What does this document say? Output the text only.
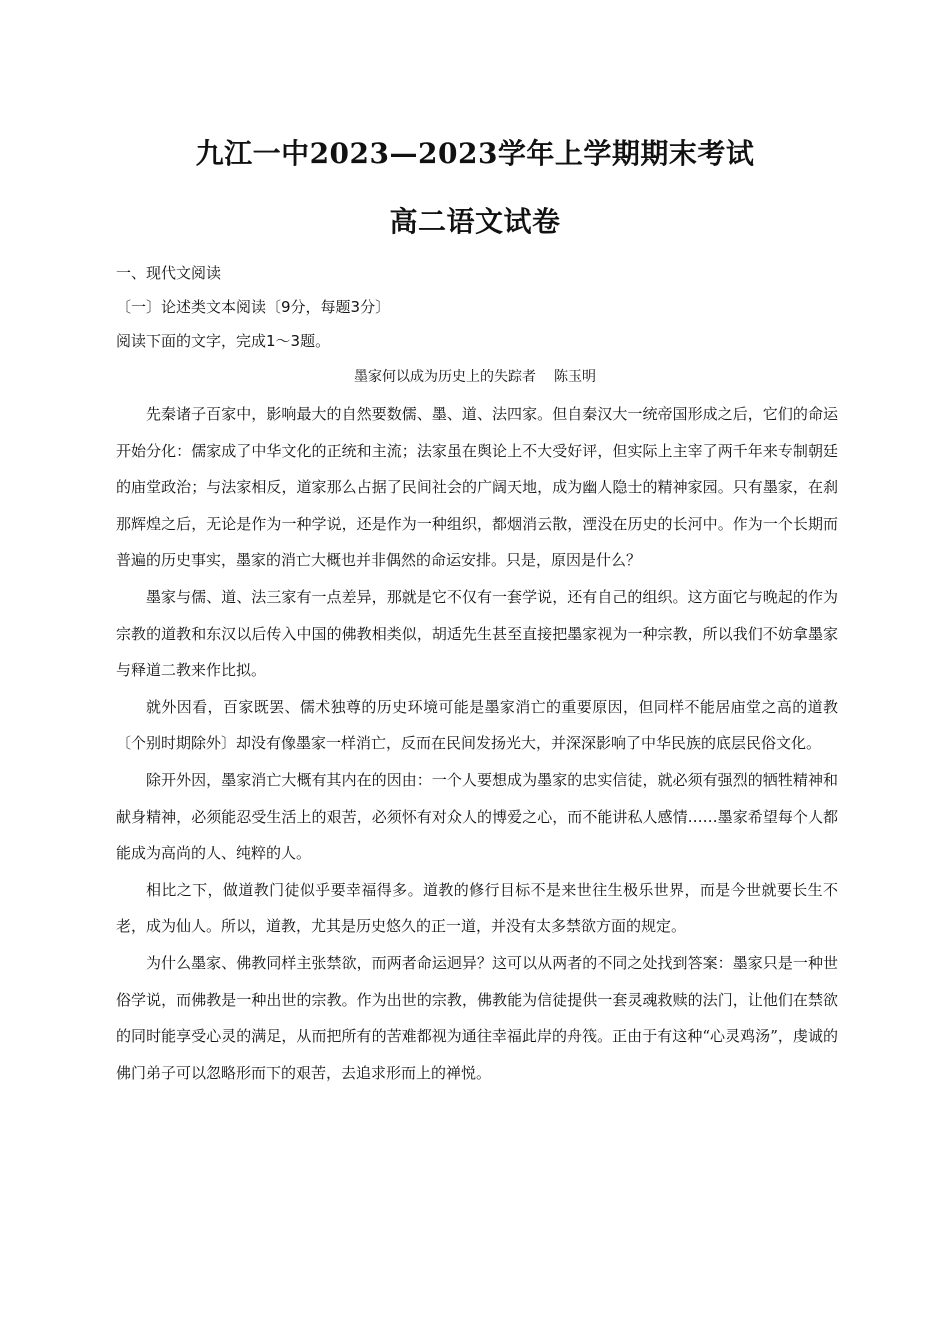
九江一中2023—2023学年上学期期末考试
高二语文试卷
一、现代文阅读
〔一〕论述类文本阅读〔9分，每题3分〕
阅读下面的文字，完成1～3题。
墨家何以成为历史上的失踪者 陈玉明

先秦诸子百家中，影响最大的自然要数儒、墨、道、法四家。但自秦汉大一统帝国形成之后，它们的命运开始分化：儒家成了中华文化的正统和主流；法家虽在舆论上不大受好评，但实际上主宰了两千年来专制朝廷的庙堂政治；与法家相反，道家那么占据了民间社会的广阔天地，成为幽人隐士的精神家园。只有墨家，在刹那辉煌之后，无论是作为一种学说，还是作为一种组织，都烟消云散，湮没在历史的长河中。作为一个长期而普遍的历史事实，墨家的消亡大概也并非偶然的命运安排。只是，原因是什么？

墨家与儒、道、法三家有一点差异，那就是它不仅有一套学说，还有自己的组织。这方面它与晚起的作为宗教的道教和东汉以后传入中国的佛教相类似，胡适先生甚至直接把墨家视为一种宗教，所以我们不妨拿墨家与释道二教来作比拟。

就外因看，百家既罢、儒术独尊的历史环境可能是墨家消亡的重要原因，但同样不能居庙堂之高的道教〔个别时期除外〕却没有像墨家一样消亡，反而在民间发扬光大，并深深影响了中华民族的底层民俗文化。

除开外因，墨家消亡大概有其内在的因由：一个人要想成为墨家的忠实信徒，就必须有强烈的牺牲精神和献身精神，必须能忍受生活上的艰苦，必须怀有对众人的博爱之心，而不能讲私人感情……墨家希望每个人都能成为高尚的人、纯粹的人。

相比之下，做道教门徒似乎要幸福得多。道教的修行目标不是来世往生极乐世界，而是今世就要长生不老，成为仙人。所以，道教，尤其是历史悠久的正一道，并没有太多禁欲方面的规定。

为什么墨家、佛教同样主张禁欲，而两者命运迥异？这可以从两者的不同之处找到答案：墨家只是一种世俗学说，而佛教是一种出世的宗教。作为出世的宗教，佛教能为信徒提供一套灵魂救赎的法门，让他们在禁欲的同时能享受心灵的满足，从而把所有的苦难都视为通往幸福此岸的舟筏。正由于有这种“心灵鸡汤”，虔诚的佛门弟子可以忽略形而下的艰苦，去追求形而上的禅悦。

········

All of the records above must be copied exactly, except for the pictures.

■ Written response
What does this document say? Output the text only.
九江一中2023—2023学年上学期期末考试
高二语文试卷
一、现代文阅读
〔一〕论述类文本阅读〔9分，每题3分〕
阅读下面的文字，完成1～3题。
墨家何以成为历史上的失踪者 陈玉明

先秦诸子百家中，影响最大的自然要数儒、墨、道、法四家。但自秦汉大一统帝国形成之后，它们的命运开始分化：儒家成了中华文化的正统和主流；法家虽在舆论上不大受好评，但实际上主宰了两千年来专制朝廷的庙堂政治；与法家相反，道家那么占据了民间社会的广阔天地，成为幽人隐士的精神家园。只有墨家，在刹那辉煌之后，无论是作为一种学说，还是作为一种组织，都烟消云散，湮没在历史的长河中。作为一个长期而普遍的历史事实，墨家的消亡大概也并非偶然的命运安排。只是，原因是什么？

墨家与儒、道、法三家有一点差异，那就是它不仅有一套学说，还有自己的组织。这方面它与晚起的作为宗教的道教和东汉以后传入中国的佛教相类似，胡适先生甚至直接把墨家视为一种宗教，所以我们不妨拿墨家与释道二教来作比拟。

就外因看，百家既罢、儒术独尊的历史环境可能是墨家消亡的重要原因，但同样不能居庙堂之高的道教〔个别时期除外〕却没有像墨家一样消亡，反而在民间发扬光大，并深深影响了中华民族的底层民俗文化。

除开外因，墨家消亡大概有其内在的因由：一个人要想成为墨家的忠实信徒，就必须有强烈的牺牲精神和献身精神，必须能忍受生活上的艰苦，必须怀有对众人的博爱之心，而不能讲私人感情……墨家希望每个人都能成为高尚的人、纯粹的人。

相比之下，做道教门徒似乎要幸福得多。道教的修行目标不是来世往生极乐世界，而是今世就要长生不老，成为仙人。所以，道教，尤其是历史悠久的正一道，并没有太多禁欲方面的规定。

为什么墨家、佛教同样主张禁欲，而两者命运迥异？这可以从两者的不同之处找到答案：墨家只是一种世俗学说，而佛教是一种出世的宗教。作为出世的宗教，佛教能为信徒提供一套灵魂救赎的法门，让他们在禁欲的同时能享受心灵的满足，从而把所有的苦难都视为通往幸福此岸的舟筏。正由于有这种“心灵鸡汤”，虔诚的佛门弟子可以忽略形而下的艰苦，去追求形而上的禅悦。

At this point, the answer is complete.